* WHAT TO WORK ON *
State how many lines of the records contain the string "from". Give the number alone.

** Start INFORMATION GIVEN **

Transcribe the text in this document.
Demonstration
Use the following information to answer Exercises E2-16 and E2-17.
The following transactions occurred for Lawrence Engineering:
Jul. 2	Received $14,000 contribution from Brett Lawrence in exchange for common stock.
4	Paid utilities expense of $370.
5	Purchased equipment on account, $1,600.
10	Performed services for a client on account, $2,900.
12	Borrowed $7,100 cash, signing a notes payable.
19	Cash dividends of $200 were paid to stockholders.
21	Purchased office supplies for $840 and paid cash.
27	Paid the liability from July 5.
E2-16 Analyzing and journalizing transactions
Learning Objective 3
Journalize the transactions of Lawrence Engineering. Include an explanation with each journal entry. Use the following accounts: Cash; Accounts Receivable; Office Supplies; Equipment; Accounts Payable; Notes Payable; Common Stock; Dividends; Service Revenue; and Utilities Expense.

** End INFORMATION GIVEN **

* RESULT *
2